** Begin Supplied material **

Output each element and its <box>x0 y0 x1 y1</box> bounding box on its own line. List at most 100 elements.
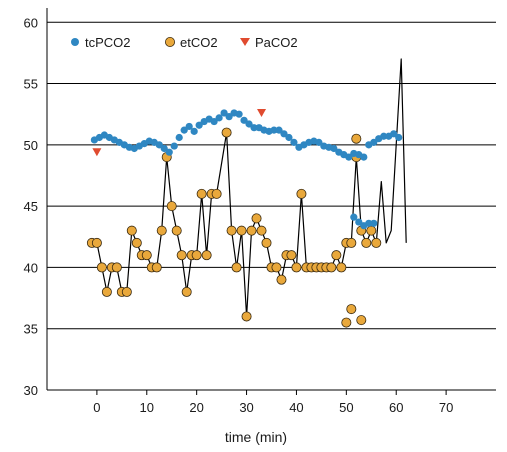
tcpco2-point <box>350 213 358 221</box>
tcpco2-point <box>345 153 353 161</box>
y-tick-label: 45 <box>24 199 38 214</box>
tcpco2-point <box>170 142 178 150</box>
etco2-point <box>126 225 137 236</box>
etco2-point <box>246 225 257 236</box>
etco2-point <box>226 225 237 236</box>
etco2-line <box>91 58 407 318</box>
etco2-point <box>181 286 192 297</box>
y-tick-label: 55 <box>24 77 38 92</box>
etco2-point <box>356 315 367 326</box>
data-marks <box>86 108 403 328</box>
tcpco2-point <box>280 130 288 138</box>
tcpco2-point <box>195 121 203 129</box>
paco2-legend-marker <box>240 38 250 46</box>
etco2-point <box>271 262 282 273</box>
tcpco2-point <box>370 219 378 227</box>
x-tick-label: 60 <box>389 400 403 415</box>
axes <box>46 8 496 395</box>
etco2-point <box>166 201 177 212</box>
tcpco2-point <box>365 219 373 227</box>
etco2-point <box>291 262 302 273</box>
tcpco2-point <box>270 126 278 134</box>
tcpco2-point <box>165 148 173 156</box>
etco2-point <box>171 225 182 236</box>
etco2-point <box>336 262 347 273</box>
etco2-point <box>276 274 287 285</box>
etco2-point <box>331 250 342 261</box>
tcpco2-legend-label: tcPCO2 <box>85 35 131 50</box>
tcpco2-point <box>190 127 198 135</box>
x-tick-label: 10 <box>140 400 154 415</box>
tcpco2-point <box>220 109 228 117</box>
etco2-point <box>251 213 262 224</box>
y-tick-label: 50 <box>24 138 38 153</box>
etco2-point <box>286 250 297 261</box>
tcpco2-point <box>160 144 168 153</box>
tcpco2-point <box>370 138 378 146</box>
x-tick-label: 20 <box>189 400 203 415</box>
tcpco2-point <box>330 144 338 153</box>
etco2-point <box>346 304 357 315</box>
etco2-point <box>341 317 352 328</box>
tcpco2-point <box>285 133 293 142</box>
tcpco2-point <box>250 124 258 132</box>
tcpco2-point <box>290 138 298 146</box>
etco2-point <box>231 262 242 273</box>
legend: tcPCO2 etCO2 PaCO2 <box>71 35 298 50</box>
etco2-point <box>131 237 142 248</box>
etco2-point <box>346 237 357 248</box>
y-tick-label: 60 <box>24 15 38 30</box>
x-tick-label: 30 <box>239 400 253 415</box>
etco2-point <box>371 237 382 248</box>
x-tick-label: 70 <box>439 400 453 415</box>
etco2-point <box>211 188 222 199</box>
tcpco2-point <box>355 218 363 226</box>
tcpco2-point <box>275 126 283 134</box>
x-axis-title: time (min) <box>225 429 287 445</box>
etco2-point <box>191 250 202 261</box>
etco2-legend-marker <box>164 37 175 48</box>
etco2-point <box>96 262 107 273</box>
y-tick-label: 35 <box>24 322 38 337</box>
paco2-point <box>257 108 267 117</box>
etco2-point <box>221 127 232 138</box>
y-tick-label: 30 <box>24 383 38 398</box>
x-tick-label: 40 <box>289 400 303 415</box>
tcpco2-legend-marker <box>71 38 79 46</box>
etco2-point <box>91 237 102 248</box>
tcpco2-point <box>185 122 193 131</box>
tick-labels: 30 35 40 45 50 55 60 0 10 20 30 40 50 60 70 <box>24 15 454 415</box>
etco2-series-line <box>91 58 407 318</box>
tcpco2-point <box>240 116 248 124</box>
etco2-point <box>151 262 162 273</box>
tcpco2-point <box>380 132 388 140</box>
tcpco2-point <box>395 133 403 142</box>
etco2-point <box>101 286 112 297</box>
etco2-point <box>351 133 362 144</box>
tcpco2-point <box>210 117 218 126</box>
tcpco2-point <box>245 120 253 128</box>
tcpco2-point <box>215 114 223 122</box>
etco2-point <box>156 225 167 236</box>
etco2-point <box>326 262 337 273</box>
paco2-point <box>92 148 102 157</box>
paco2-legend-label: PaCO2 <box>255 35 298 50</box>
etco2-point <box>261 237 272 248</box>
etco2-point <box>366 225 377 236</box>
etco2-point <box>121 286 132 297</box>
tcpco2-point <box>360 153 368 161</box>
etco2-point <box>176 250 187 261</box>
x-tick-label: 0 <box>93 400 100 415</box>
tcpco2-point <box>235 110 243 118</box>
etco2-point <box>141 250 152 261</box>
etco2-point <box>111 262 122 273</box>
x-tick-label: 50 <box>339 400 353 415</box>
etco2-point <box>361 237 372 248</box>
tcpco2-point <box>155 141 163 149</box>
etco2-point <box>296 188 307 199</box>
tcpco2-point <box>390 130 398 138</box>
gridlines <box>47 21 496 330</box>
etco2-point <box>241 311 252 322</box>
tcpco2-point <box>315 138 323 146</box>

** End Supplied material **
** Begin Supplied material **

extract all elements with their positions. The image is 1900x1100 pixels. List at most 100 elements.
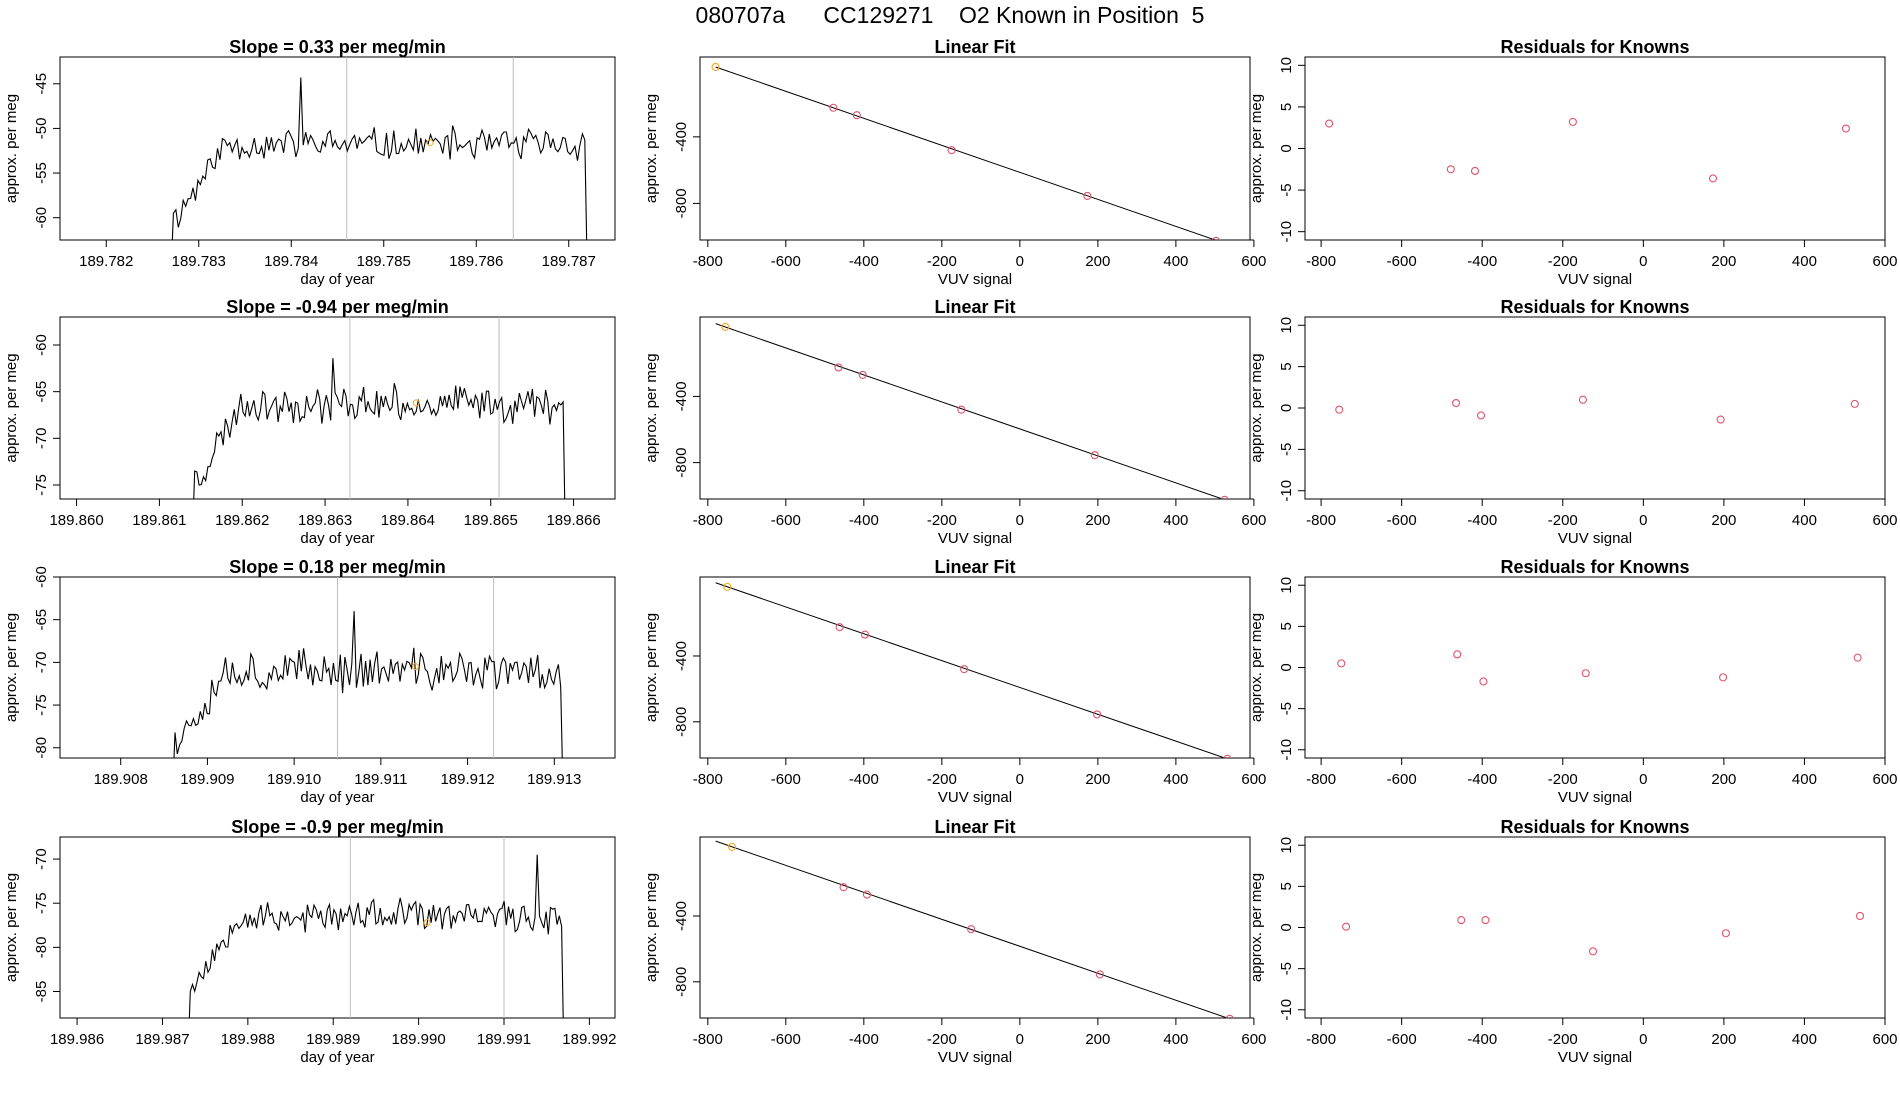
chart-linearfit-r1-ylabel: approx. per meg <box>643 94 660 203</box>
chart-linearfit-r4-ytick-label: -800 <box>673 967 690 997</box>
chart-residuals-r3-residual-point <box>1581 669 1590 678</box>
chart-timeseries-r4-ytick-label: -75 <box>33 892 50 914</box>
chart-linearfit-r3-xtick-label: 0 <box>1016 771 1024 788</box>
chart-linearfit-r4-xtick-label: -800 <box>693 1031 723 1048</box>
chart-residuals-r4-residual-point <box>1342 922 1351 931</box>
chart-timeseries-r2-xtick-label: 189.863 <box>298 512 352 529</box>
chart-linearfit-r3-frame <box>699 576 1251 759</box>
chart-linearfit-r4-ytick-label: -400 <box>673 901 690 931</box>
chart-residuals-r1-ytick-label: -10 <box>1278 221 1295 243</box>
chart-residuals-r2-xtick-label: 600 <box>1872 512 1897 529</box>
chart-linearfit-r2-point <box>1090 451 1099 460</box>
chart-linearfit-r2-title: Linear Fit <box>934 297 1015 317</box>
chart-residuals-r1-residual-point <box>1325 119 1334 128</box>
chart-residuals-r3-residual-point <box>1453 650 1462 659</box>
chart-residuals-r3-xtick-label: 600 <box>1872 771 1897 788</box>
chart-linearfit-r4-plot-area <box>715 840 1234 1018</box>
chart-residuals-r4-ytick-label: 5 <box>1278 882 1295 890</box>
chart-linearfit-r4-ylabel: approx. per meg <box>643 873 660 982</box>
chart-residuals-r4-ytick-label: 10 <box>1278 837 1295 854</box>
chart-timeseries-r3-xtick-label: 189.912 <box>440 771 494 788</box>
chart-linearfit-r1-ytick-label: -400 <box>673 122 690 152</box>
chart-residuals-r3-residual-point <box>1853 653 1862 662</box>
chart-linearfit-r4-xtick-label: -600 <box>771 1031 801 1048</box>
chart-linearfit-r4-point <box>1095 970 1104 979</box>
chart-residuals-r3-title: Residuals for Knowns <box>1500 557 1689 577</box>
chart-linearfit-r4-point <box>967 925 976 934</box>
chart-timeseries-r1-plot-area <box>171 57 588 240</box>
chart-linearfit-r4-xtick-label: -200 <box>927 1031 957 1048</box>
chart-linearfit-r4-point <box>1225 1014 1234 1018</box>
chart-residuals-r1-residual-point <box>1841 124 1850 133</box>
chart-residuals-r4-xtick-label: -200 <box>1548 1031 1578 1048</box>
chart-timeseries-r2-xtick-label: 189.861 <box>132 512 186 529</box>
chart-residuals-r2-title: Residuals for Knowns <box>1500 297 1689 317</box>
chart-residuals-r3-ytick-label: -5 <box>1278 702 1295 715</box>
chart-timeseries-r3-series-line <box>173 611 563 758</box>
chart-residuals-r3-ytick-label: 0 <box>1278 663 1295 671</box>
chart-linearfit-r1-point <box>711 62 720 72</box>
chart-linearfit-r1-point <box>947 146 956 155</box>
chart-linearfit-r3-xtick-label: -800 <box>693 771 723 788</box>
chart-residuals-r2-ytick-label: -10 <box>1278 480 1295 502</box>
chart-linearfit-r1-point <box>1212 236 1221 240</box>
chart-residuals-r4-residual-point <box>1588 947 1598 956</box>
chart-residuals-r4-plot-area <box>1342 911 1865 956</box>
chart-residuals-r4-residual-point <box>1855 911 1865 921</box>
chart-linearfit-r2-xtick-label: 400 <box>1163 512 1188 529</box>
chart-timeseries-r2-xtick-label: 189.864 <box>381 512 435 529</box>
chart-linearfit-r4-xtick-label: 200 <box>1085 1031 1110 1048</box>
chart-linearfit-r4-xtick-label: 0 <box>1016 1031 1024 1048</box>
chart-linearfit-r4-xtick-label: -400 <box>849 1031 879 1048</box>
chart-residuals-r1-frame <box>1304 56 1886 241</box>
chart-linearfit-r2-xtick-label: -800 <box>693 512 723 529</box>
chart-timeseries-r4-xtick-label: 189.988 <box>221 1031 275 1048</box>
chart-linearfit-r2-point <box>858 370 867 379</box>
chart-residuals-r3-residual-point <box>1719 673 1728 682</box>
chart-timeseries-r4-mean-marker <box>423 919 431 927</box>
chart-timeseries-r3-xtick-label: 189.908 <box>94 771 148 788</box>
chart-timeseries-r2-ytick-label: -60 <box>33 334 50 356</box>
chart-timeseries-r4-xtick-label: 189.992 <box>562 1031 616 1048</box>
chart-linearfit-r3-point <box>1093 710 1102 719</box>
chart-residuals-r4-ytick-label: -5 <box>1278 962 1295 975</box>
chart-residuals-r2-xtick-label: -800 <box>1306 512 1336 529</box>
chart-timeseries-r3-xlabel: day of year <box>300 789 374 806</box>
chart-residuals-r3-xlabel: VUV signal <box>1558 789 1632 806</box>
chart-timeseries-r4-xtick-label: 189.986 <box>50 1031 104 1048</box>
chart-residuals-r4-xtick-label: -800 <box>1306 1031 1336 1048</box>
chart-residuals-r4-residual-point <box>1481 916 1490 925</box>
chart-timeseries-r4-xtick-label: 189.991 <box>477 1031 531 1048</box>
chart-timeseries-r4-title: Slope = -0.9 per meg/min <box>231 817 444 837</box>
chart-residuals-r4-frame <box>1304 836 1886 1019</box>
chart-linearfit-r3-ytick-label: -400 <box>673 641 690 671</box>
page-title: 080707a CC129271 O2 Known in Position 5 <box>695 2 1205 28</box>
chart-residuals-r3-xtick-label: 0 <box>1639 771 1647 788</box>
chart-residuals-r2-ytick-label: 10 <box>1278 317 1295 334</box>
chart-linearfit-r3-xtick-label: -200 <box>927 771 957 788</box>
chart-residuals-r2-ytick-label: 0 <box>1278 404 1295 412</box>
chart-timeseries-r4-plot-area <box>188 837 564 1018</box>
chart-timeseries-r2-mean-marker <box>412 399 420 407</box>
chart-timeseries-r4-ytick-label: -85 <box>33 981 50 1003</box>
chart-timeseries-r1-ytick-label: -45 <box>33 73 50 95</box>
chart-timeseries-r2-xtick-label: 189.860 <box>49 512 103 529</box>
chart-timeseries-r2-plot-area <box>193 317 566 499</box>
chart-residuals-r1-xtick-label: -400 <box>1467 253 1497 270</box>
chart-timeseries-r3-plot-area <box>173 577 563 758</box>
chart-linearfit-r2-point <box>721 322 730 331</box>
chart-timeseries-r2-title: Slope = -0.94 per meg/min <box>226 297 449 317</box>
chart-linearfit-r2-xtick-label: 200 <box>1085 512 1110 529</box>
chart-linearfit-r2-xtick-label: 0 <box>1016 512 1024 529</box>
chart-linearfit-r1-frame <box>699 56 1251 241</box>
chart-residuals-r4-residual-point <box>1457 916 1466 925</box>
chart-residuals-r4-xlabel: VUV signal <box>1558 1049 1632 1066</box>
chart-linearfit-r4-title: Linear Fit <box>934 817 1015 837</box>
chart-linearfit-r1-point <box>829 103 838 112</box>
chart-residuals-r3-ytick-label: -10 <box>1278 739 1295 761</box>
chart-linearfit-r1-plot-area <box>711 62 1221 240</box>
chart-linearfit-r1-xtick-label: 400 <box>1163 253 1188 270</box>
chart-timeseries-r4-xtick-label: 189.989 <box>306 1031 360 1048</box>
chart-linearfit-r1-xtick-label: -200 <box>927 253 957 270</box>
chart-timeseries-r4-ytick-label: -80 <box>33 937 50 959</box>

** End Supplied material **

What to work on:
Rewrite the listing lines starting with the line containing "chart-linearfit-r1-ylabel: approx. per" and going on through the line containing "chart-residuals-r1-residual-point <box>1325 119", changing "Linear Fit" to "Least-Squares Fit" and keeping everything else as it is.

Complete response:
chart-linearfit-r1-ylabel: approx. per meg <box>643 94 660 203</box>
chart-linearfit-r4-ytick-label: -800 <box>673 967 690 997</box>
chart-residuals-r3-residual-point <box>1581 669 1590 678</box>
chart-timeseries-r4-ytick-label: -75 <box>33 892 50 914</box>
chart-linearfit-r3-xtick-label: 0 <box>1016 771 1024 788</box>
chart-linearfit-r4-xtick-label: -800 <box>693 1031 723 1048</box>
chart-residuals-r4-residual-point <box>1342 922 1351 931</box>
chart-timeseries-r2-xtick-label: 189.863 <box>298 512 352 529</box>
chart-linearfit-r3-frame <box>699 576 1251 759</box>
chart-linearfit-r4-ytick-label: -400 <box>673 901 690 931</box>
chart-residuals-r1-ytick-label: -10 <box>1278 221 1295 243</box>
chart-residuals-r2-xtick-label: 600 <box>1872 512 1897 529</box>
chart-linearfit-r2-point <box>1090 451 1099 460</box>
chart-linearfit-r2-title: Least-Squares Fit <box>934 297 1015 317</box>
chart-residuals-r1-residual-point <box>1325 119 1334 128</box>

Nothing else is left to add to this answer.